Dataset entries
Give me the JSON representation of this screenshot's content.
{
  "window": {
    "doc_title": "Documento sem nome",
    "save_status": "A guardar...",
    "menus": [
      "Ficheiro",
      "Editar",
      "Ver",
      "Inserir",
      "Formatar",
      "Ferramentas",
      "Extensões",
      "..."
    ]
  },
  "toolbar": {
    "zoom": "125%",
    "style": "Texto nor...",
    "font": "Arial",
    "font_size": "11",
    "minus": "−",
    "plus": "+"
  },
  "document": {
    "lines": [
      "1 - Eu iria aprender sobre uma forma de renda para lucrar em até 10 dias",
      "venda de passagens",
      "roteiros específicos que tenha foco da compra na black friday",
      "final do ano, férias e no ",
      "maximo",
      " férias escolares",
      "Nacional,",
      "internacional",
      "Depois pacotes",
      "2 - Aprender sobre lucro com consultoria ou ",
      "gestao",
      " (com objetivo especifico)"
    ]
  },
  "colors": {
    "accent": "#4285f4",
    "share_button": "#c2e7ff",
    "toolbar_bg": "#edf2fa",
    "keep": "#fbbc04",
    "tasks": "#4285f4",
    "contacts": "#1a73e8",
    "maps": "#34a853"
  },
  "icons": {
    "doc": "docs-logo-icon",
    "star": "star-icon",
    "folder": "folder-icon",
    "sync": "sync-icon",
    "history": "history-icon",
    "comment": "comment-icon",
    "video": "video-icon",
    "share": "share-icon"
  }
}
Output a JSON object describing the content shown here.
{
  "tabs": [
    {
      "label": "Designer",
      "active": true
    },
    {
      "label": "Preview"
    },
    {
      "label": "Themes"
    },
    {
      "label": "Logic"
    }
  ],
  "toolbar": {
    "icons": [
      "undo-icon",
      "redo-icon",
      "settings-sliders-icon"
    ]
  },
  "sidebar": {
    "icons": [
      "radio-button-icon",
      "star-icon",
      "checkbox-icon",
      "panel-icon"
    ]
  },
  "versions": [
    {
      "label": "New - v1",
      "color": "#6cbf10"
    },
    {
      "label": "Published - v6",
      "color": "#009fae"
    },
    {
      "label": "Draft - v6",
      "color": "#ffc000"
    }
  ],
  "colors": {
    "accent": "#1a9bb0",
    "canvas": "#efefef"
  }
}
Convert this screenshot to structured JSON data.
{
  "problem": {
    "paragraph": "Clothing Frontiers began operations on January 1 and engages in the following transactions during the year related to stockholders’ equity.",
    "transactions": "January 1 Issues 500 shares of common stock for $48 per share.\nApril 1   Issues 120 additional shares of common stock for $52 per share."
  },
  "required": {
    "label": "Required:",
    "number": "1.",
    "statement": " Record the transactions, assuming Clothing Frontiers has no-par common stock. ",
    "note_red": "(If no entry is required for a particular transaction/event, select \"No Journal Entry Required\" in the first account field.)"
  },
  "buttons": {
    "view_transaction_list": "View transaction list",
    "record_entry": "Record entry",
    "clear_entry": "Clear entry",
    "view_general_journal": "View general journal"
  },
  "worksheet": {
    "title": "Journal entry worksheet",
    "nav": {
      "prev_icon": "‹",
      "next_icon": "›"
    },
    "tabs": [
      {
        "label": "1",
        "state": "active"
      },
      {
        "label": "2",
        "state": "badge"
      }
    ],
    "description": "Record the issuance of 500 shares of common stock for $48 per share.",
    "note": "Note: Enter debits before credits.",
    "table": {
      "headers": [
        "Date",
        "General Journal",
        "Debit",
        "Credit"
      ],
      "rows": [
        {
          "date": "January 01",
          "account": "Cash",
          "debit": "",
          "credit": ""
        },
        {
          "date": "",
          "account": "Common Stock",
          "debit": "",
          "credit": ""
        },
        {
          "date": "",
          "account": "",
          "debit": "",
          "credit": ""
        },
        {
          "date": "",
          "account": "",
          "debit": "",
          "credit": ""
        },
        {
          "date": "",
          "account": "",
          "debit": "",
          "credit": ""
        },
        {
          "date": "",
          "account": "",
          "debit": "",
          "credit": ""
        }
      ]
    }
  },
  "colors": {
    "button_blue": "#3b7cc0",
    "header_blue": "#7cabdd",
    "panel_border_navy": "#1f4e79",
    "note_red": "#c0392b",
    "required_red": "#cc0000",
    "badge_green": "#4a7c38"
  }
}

■ TASK OBJECTIVE ■
Lines that include the word "Record" are to be extracted from the data above.

■ COMPLETE ANSWER ■
    "statement": " Record the transactions, assuming Clothing Frontiers has no-par common stock. ",
    "record_entry": "Record entry",
    "description": "Record the issuance of 500 shares of common stock for $48 per share.",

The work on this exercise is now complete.